-- BEGIN Records shown --
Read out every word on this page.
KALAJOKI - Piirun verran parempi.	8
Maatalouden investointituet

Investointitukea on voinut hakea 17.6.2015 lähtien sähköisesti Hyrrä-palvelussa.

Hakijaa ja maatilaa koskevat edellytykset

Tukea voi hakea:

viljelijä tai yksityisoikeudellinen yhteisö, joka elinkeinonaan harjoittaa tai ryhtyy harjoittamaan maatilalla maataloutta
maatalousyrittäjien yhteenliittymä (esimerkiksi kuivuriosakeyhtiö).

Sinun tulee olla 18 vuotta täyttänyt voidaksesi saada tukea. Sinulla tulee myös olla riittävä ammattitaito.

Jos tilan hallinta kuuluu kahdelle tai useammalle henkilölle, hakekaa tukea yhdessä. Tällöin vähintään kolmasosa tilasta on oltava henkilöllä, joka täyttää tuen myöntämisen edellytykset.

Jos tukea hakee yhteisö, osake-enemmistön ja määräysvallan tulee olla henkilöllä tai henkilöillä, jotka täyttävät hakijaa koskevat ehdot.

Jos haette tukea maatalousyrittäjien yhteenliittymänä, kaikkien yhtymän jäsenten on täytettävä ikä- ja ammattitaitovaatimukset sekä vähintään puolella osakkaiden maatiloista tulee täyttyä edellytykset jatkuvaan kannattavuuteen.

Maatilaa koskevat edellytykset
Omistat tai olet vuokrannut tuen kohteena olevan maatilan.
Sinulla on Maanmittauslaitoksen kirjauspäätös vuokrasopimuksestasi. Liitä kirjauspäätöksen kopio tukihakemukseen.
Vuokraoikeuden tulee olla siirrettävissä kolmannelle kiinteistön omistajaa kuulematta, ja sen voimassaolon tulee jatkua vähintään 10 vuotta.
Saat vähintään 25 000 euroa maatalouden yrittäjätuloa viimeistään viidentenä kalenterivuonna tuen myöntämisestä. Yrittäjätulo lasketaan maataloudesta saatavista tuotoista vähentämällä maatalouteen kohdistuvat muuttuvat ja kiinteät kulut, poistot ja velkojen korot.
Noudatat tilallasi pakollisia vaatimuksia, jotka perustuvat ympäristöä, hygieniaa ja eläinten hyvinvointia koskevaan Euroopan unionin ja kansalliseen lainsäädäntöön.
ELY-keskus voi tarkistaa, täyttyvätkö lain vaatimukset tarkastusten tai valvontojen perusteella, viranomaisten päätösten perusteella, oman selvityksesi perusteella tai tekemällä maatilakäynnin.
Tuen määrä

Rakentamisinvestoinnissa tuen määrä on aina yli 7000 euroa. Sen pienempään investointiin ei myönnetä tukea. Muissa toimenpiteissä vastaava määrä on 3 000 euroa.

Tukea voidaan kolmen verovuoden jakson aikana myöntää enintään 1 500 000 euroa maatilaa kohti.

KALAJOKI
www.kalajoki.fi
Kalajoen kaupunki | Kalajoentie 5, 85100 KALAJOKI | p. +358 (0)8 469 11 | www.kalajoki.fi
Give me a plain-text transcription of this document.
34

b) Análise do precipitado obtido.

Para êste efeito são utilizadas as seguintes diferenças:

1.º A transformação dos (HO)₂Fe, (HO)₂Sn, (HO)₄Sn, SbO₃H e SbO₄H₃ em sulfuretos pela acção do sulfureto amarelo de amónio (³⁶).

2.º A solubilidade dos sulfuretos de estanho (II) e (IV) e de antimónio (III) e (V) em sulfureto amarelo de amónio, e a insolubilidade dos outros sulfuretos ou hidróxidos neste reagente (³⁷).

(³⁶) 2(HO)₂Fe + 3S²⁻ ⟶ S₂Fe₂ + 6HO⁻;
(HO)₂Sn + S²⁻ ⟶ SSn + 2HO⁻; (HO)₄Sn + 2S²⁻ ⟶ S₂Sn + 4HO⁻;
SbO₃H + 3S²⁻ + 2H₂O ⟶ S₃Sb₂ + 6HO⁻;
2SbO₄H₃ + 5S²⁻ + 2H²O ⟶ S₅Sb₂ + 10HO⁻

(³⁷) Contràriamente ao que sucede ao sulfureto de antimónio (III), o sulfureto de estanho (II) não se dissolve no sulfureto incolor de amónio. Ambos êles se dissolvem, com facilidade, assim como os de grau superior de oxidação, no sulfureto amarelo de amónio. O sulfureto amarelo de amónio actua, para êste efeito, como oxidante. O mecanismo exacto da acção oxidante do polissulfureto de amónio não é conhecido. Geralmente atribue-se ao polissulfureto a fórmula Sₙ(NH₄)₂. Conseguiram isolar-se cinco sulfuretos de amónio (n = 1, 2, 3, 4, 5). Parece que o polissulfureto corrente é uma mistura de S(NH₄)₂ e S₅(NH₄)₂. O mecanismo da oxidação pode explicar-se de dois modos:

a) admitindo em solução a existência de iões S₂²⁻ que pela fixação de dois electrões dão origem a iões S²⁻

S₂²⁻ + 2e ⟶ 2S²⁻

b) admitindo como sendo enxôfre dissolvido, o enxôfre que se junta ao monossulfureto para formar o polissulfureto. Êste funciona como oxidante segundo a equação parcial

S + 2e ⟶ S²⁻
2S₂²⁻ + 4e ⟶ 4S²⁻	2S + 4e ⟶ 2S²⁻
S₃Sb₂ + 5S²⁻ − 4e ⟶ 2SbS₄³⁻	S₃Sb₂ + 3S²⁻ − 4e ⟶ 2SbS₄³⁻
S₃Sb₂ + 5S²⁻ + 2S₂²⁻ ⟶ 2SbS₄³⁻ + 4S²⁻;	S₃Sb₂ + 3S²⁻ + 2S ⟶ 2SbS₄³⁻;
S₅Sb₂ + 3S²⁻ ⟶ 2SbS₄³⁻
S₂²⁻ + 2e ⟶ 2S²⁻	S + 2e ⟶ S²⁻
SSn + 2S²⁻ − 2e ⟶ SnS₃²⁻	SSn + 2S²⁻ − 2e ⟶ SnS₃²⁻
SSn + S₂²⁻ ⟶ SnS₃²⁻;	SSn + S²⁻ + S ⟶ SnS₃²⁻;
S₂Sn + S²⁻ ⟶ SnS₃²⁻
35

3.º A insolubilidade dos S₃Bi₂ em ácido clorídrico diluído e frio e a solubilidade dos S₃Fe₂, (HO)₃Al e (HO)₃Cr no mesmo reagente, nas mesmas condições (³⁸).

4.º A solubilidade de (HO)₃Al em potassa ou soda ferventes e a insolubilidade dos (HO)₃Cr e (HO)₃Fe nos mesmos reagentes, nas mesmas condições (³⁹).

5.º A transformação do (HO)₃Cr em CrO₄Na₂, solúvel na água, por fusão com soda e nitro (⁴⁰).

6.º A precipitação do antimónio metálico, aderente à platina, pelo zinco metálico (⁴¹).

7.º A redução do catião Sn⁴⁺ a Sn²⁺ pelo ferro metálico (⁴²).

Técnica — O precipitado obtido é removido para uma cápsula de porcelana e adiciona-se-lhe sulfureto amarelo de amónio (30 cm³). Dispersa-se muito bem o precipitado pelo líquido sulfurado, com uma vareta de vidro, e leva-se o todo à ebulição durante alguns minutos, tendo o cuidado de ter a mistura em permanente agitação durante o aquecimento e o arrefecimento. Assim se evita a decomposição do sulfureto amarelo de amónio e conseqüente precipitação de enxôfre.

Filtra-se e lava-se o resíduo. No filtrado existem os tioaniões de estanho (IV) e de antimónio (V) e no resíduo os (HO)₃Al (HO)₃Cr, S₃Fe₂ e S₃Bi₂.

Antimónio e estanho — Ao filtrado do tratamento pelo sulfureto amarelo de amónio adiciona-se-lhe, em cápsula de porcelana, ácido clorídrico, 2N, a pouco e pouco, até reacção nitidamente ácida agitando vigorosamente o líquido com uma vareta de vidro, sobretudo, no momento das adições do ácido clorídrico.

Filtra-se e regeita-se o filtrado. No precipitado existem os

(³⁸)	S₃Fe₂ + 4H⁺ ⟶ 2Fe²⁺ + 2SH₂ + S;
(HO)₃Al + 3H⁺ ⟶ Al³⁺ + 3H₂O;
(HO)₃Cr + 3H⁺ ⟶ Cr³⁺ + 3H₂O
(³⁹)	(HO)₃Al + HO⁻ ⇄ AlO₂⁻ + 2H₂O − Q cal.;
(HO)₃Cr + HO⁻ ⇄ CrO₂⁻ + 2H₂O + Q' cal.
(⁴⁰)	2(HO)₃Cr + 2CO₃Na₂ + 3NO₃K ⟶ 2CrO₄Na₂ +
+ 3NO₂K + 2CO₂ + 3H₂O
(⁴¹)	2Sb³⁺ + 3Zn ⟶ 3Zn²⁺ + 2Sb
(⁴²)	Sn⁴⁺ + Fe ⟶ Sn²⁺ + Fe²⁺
-- END Records shown --
Search the preceding listing for "euroa" and extract every line where it is found.

Saat vähintään 25 000 euroa maatalouden yrittäjätuloa viimeistään viidentenä kalenterivuonna tuen myöntämisestä. Yrittäjätulo lasketaan maataloudesta saatavista tuotoista vähentämällä maatalouteen kohdistuvat muuttuvat ja kiinteät kulut, poistot ja velkojen korot.
Rakentamisinvestoinnissa tuen määrä on aina yli 7000 euroa. Sen pienempään investointiin ei myönnetä tukea. Muissa toimenpiteissä vastaava määrä on 3 000 euroa.
Tukea voidaan kolmen verovuoden jakson aikana myöntää enintään 1 500 000 euroa maatilaa kohti.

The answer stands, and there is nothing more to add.